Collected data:
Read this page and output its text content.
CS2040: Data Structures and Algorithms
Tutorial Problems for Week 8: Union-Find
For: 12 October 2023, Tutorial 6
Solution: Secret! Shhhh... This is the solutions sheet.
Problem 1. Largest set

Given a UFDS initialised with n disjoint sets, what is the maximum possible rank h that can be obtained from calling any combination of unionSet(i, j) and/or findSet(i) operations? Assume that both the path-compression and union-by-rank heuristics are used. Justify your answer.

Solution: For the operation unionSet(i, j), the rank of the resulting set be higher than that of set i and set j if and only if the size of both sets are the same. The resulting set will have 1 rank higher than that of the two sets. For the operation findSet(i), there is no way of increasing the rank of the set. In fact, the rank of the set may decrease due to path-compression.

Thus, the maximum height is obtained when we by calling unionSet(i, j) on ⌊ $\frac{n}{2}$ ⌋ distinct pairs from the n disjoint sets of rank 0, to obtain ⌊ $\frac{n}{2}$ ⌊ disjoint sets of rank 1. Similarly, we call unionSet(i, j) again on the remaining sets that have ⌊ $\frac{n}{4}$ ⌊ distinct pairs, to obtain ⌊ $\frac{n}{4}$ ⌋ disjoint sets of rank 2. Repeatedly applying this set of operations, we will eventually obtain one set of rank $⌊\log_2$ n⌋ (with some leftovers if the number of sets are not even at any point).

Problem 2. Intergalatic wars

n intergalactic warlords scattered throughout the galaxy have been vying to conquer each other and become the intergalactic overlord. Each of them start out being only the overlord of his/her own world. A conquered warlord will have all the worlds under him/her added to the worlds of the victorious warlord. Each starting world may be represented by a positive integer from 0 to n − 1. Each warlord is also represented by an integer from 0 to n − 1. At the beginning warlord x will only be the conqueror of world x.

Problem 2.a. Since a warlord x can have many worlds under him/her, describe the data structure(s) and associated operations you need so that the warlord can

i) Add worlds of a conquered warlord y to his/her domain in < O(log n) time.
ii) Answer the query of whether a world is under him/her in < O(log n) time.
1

Problem statement:
Give an exact copy of all the data shown above.

Solution:
Read this page and output its text content.
CS2040: Data Structures and Algorithms
Tutorial Problems for Week 8: Union-Find
For: 12 October 2023, Tutorial 6
Solution: Secret! Shhhh... This is the solutions sheet.
Problem 1. Largest set

Given a UFDS initialised with n disjoint sets, what is the maximum possible rank h that can be obtained from calling any combination of unionSet(i, j) and/or findSet(i) operations? Assume that both the path-compression and union-by-rank heuristics are used. Justify your answer.

Solution: For the operation unionSet(i, j), the rank of the resulting set be higher than that of set i and set j if and only if the size of both sets are the same. The resulting set will have 1 rank higher than that of the two sets. For the operation findSet(i), there is no way of increasing the rank of the set. In fact, the rank of the set may decrease due to path-compression.

Thus, the maximum height is obtained when we by calling unionSet(i, j) on ⌊ $\frac{n}{2}$ ⌋ distinct pairs from the n disjoint sets of rank 0, to obtain ⌊ $\frac{n}{2}$ ⌊ disjoint sets of rank 1. Similarly, we call unionSet(i, j) again on the remaining sets that have ⌊ $\frac{n}{4}$ ⌊ distinct pairs, to obtain ⌊ $\frac{n}{4}$ ⌋ disjoint sets of rank 2. Repeatedly applying this set of operations, we will eventually obtain one set of rank $⌊\log_2$ n⌋ (with some leftovers if the number of sets are not even at any point).

Problem 2. Intergalatic wars

n intergalactic warlords scattered throughout the galaxy have been vying to conquer each other and become the intergalactic overlord. Each of them start out being only the overlord of his/her own world. A conquered warlord will have all the worlds under him/her added to the worlds of the victorious warlord. Each starting world may be represented by a positive integer from 0 to n − 1. Each warlord is also represented by an integer from 0 to n − 1. At the beginning warlord x will only be the conqueror of world x.

Problem 2.a. Since a warlord x can have many worlds under him/her, describe the data structure(s) and associated operations you need so that the warlord can

i) Add worlds of a conquered warlord y to his/her domain in < O(log n) time.
ii) Answer the query of whether a world is under him/her in < O(log n) time.
1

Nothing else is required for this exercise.